What the task asks: Below are records to repeat exactly. Omit the pictures from the copy.

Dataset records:
★ ★ ★ ★ ★ ★ ★
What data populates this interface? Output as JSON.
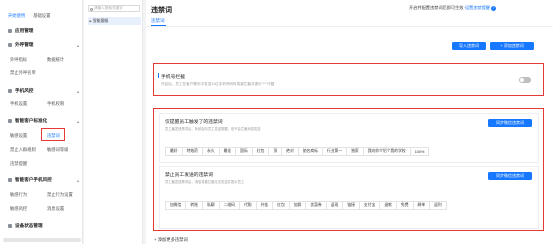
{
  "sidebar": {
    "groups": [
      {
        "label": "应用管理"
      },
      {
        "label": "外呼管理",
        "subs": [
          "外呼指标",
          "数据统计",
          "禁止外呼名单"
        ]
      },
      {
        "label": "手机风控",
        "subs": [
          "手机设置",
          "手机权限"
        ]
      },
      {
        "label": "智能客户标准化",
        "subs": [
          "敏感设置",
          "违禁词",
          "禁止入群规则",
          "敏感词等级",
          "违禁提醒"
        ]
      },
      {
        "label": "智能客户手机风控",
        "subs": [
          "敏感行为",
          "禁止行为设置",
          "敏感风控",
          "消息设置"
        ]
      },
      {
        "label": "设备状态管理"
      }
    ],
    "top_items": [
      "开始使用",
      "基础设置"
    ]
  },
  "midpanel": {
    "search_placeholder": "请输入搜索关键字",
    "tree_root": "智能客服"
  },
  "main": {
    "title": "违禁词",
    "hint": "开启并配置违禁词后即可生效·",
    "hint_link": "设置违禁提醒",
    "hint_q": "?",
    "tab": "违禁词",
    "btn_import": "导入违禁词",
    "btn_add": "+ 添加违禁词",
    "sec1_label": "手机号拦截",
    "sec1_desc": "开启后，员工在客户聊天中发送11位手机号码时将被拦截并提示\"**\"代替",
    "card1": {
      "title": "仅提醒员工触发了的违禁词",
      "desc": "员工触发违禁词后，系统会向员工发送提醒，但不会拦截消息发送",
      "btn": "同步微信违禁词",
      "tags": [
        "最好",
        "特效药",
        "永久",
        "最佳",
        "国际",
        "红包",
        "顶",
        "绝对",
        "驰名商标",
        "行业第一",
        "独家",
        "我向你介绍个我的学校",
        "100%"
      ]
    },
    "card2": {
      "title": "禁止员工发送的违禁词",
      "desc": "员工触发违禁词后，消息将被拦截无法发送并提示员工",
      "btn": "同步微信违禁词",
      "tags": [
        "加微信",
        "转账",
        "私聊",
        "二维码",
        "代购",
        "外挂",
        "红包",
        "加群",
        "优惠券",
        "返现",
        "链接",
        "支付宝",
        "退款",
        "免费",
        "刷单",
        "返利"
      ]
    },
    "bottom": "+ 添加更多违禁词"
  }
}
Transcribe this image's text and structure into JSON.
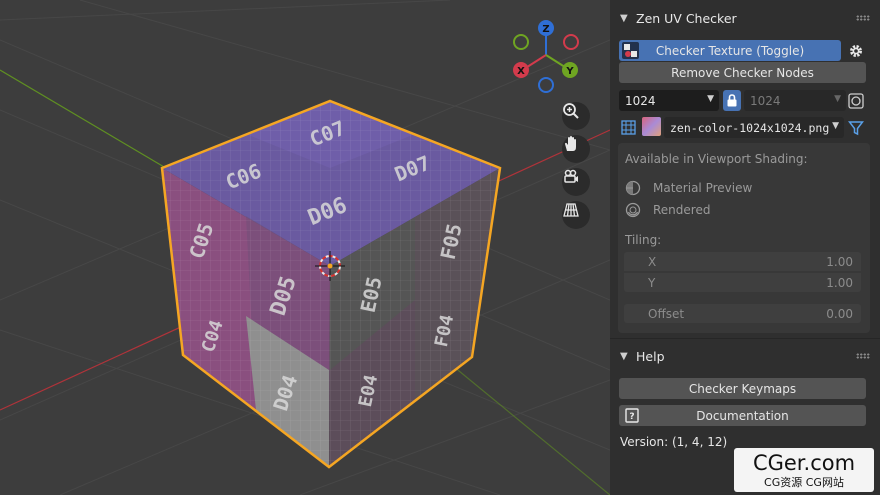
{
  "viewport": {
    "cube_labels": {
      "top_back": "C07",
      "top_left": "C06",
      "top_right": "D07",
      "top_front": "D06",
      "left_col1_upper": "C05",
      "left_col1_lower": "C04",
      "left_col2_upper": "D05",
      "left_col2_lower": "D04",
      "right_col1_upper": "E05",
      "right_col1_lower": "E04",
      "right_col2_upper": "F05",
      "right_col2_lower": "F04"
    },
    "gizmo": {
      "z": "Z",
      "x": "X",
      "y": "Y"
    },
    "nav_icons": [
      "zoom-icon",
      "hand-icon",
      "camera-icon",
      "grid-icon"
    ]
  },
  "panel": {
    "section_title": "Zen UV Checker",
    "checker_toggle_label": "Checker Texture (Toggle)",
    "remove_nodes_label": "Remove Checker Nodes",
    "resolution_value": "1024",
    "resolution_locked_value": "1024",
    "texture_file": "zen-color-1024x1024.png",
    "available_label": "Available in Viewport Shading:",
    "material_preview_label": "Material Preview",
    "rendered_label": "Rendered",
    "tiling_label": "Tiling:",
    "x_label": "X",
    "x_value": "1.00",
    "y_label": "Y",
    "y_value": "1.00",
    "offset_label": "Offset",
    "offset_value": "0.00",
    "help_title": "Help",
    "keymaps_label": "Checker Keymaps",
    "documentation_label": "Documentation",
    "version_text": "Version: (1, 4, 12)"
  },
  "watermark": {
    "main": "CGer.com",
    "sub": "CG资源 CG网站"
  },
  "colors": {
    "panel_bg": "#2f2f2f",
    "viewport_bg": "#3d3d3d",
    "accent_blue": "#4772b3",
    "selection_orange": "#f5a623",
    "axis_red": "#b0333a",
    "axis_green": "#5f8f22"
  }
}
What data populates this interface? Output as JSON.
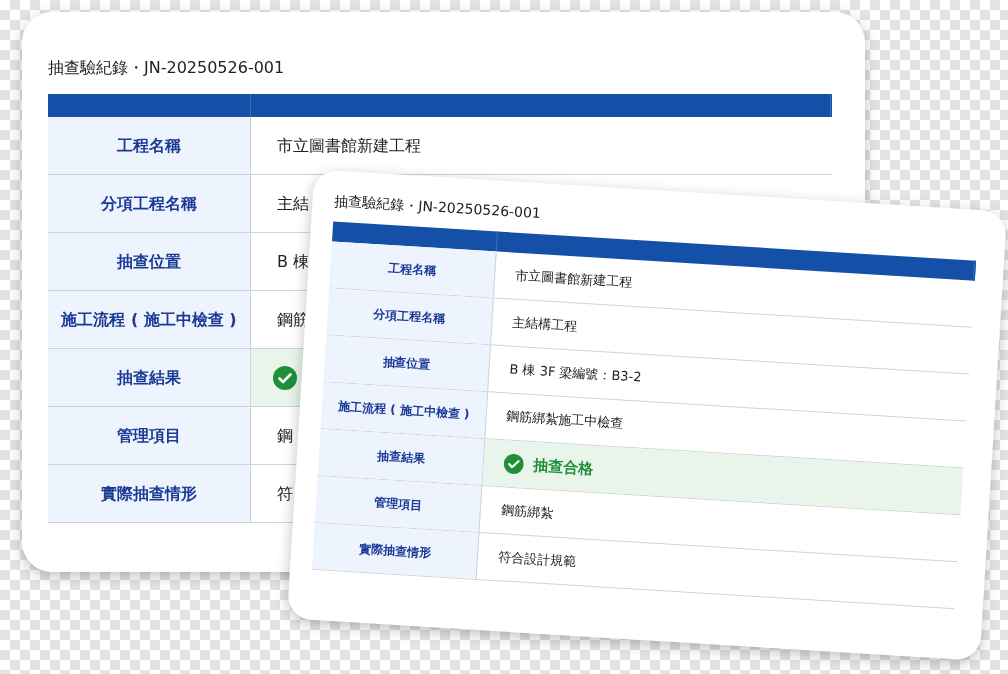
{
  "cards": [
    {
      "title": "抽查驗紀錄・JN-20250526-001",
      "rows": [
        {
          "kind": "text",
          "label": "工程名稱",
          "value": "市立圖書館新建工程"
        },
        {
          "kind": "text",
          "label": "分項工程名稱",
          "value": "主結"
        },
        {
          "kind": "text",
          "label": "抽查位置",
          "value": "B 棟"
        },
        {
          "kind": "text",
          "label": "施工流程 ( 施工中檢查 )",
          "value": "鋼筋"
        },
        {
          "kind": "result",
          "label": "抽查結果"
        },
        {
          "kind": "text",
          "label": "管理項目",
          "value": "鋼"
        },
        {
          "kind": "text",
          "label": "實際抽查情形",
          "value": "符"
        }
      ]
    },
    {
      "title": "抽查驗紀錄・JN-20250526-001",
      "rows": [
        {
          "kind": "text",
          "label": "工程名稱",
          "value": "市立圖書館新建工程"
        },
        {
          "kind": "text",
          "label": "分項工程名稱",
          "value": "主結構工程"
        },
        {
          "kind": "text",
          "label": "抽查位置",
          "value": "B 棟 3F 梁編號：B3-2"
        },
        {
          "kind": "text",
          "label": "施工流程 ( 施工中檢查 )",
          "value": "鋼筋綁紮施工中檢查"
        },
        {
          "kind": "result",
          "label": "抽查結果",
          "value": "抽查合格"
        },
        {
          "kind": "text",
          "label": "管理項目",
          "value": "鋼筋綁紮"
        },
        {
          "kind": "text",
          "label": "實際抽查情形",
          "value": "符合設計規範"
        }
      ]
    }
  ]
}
★ ★ ★ ★ ★ ★ ★
Exercise output:
What data populates this interface? Output as JSON.
{
  "sidebar": {
    "groups": [
      {
        "label": "应用管理"
      },
      {
        "label": "外呼管理",
        "subs": [
          "外呼指标",
          "数据统计",
          "禁止外呼名单"
        ]
      },
      {
        "label": "手机风控",
        "subs": [
          "手机设置",
          "手机权限"
        ]
      },
      {
        "label": "智能客户标准化",
        "subs": [
          "敏感设置",
          "违禁词",
          "禁止入群规则",
          "敏感词等级",
          "违禁提醒"
        ]
      },
      {
        "label": "智能客户手机风控",
        "subs": [
          "敏感行为",
          "禁止行为设置",
          "敏感风控",
          "消息设置"
        ]
      },
      {
        "label": "设备状态管理"
      }
    ],
    "top_items": [
      "开始使用",
      "基础设置"
    ]
  },
  "midpanel": {
    "search_placeholder": "请输入搜索关键字",
    "tree_root": "智能客服"
  },
  "main": {
    "title": "违禁词",
    "hint": "开启并配置违禁词后即可生效·",
    "hint_link": "设置违禁提醒",
    "hint_q": "?",
    "tab": "违禁词",
    "btn_import": "导入违禁词",
    "btn_add": "+ 添加违禁词",
    "sec1_label": "手机号拦截",
    "sec1_desc": "开启后，员工在客户聊天中发送11位手机号码时将被拦截并提示\"**\"代替",
    "card1": {
      "title": "仅提醒员工触发了的违禁词",
      "desc": "员工触发违禁词后，系统会向员工发送提醒，但不会拦截消息发送",
      "btn": "同步微信违禁词",
      "tags": [
        "最好",
        "特效药",
        "永久",
        "最佳",
        "国际",
        "红包",
        "顶",
        "绝对",
        "驰名商标",
        "行业第一",
        "独家",
        "我向你介绍个我的学校",
        "100%"
      ]
    },
    "card2": {
      "title": "禁止员工发送的违禁词",
      "desc": "员工触发违禁词后，消息将被拦截无法发送并提示员工",
      "btn": "同步微信违禁词",
      "tags": [
        "加微信",
        "转账",
        "私聊",
        "二维码",
        "代购",
        "外挂",
        "红包",
        "加群",
        "优惠券",
        "返现",
        "链接",
        "支付宝",
        "退款",
        "免费",
        "刷单",
        "返利"
      ]
    },
    "bottom": "+ 添加更多违禁词"
  }
}
Transcribe this image's text and structure into JSON.
{
  "viewport": {
    "cube_labels": {
      "top_back": "C07",
      "top_left": "C06",
      "top_right": "D07",
      "top_front": "D06",
      "left_col1_upper": "C05",
      "left_col1_lower": "C04",
      "left_col2_upper": "D05",
      "left_col2_lower": "D04",
      "right_col1_upper": "E05",
      "right_col1_lower": "E04",
      "right_col2_upper": "F05",
      "right_col2_lower": "F04"
    },
    "gizmo": {
      "z": "Z",
      "x": "X",
      "y": "Y"
    },
    "nav_icons": [
      "zoom-icon",
      "hand-icon",
      "camera-icon",
      "grid-icon"
    ]
  },
  "panel": {
    "section_title": "Zen UV Checker",
    "checker_toggle_label": "Checker Texture (Toggle)",
    "remove_nodes_label": "Remove Checker Nodes",
    "resolution_value": "1024",
    "resolution_locked_value": "1024",
    "texture_file": "zen-color-1024x1024.png",
    "available_label": "Available in Viewport Shading:",
    "material_preview_label": "Material Preview",
    "rendered_label": "Rendered",
    "tiling_label": "Tiling:",
    "x_label": "X",
    "x_value": "1.00",
    "y_label": "Y",
    "y_value": "1.00",
    "offset_label": "Offset",
    "offset_value": "0.00",
    "help_title": "Help",
    "keymaps_label": "Checker Keymaps",
    "documentation_label": "Documentation",
    "version_text": "Version: (1, 4, 12)"
  },
  "watermark": {
    "main": "CGer.com",
    "sub": "CG资源 CG网站"
  },
  "colors": {
    "panel_bg": "#2f2f2f",
    "viewport_bg": "#3d3d3d",
    "accent_blue": "#4772b3",
    "selection_orange": "#f5a623",
    "axis_red": "#b0333a",
    "axis_green": "#5f8f22"
  }
}
What data populates this interface? Output as JSON.
{
  "cards": [
    {
      "title": "抽查驗紀錄・JN-20250526-001",
      "rows": [
        {
          "kind": "text",
          "label": "工程名稱",
          "value": "市立圖書館新建工程"
        },
        {
          "kind": "text",
          "label": "分項工程名稱",
          "value": "主結"
        },
        {
          "kind": "text",
          "label": "抽查位置",
          "value": "B 棟"
        },
        {
          "kind": "text",
          "label": "施工流程 ( 施工中檢查 )",
          "value": "鋼筋"
        },
        {
          "kind": "result",
          "label": "抽查結果"
        },
        {
          "kind": "text",
          "label": "管理項目",
          "value": "鋼"
        },
        {
          "kind": "text",
          "label": "實際抽查情形",
          "value": "符"
        }
      ]
    },
    {
      "title": "抽查驗紀錄・JN-20250526-001",
      "rows": [
        {
          "kind": "text",
          "label": "工程名稱",
          "value": "市立圖書館新建工程"
        },
        {
          "kind": "text",
          "label": "分項工程名稱",
          "value": "主結構工程"
        },
        {
          "kind": "text",
          "label": "抽查位置",
          "value": "B 棟 3F 梁編號：B3-2"
        },
        {
          "kind": "text",
          "label": "施工流程 ( 施工中檢查 )",
          "value": "鋼筋綁紮施工中檢查"
        },
        {
          "kind": "result",
          "label": "抽查結果",
          "value": "抽查合格"
        },
        {
          "kind": "text",
          "label": "管理項目",
          "value": "鋼筋綁紮"
        },
        {
          "kind": "text",
          "label": "實際抽查情形",
          "value": "符合設計規範"
        }
      ]
    }
  ]
}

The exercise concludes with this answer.